# START OF EXERCISE MATERIALS
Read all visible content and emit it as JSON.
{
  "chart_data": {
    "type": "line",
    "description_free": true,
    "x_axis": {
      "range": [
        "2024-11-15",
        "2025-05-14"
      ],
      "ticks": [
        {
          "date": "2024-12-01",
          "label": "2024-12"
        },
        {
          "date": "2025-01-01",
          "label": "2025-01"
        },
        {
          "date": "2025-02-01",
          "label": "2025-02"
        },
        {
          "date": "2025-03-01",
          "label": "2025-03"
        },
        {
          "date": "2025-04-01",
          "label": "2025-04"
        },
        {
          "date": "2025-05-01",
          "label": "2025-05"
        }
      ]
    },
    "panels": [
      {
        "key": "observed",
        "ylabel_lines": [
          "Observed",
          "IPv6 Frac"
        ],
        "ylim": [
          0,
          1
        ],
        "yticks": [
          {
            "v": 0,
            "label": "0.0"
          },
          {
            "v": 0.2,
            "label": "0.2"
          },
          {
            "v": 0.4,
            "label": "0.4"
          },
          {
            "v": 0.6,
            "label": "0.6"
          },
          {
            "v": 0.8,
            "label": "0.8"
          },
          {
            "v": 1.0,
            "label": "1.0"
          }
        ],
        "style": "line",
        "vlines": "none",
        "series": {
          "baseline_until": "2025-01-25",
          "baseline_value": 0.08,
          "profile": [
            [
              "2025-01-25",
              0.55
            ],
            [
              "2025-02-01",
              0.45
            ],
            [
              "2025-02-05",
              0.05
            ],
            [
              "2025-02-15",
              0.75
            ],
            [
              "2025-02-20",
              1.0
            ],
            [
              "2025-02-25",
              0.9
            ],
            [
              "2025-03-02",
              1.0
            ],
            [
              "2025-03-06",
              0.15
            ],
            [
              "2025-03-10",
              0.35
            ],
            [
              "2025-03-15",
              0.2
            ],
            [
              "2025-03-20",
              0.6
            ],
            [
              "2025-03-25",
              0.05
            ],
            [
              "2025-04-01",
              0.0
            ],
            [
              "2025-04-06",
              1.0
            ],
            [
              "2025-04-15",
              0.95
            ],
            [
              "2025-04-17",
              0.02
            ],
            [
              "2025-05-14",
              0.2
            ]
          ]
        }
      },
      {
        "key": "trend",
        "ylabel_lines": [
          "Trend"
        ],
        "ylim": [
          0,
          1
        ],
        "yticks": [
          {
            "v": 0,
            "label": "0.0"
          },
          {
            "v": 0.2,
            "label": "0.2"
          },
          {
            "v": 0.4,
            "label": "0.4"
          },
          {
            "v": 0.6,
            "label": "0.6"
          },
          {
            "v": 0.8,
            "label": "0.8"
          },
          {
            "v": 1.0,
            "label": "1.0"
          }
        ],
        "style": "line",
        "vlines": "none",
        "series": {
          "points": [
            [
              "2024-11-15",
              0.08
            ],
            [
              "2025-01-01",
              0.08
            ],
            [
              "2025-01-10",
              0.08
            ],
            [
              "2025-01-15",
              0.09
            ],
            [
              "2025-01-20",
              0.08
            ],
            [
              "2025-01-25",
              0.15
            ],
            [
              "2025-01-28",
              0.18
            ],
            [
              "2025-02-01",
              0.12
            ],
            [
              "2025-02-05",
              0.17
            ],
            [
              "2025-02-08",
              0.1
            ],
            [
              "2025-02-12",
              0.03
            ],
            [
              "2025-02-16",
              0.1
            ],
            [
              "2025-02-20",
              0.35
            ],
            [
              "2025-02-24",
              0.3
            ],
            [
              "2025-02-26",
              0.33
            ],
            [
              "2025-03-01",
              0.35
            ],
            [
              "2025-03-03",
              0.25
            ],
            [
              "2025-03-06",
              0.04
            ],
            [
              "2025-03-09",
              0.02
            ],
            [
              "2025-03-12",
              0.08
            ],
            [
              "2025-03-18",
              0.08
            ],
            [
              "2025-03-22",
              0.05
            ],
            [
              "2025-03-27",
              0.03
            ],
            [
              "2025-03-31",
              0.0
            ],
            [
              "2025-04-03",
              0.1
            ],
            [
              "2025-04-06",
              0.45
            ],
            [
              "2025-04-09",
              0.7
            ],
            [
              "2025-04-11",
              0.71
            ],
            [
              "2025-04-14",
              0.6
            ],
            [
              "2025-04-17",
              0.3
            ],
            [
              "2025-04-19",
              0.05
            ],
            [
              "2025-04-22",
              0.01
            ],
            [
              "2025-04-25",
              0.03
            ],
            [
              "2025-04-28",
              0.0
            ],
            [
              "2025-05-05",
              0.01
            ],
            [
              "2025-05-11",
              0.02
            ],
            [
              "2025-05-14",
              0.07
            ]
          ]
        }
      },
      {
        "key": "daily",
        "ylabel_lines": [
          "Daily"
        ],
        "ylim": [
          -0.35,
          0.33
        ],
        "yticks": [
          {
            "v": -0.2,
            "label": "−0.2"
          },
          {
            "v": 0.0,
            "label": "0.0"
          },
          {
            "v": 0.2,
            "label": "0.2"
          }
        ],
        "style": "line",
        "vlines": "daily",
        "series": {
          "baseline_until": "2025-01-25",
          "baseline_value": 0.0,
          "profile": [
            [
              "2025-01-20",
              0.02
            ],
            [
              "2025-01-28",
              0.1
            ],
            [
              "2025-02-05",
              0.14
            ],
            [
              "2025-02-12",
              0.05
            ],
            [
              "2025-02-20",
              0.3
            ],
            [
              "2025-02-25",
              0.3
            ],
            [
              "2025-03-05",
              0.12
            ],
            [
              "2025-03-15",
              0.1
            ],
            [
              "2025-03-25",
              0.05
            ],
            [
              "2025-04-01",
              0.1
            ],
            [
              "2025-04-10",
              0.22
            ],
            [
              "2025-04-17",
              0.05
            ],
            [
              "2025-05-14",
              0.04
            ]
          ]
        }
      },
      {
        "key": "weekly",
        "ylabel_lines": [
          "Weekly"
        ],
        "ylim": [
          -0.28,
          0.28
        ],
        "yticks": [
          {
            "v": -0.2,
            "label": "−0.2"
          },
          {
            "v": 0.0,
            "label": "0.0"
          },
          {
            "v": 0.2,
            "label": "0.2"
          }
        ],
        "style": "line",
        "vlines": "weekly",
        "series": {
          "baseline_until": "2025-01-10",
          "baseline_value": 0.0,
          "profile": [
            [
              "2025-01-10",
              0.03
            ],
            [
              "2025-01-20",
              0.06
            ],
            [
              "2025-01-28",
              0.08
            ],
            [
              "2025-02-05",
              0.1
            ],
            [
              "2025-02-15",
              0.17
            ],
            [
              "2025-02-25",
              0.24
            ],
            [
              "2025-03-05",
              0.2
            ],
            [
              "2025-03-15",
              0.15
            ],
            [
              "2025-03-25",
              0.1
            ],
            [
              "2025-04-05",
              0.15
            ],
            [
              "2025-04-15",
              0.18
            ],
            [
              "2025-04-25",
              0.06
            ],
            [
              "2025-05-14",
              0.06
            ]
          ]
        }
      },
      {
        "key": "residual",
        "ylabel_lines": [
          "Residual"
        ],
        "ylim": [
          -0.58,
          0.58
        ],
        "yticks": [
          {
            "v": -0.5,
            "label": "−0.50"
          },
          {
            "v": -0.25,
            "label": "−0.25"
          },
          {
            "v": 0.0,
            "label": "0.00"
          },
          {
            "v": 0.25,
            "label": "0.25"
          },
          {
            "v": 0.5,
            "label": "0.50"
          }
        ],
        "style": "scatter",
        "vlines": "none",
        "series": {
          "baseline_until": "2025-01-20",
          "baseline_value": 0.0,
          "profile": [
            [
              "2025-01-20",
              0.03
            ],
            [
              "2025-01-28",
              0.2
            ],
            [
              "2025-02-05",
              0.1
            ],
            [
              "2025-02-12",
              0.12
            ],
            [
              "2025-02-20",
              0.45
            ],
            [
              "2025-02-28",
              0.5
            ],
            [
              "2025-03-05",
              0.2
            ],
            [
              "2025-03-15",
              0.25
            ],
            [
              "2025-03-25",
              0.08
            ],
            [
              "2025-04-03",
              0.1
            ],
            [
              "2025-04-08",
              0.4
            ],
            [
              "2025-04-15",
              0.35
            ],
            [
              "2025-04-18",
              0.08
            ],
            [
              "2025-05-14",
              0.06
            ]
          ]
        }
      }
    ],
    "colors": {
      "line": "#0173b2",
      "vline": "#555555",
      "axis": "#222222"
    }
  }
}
# END OF EXERCISE MATERIALS
STATED EXERCISE
Pick out and copy every line that contains the word "date".

FINAL RESULT
          "date": "2024-12-01",
          "date": "2025-01-01",
          "date": "2025-02-01",
          "date": "2025-03-01",
          "date": "2025-04-01",
          "date": "2025-05-01",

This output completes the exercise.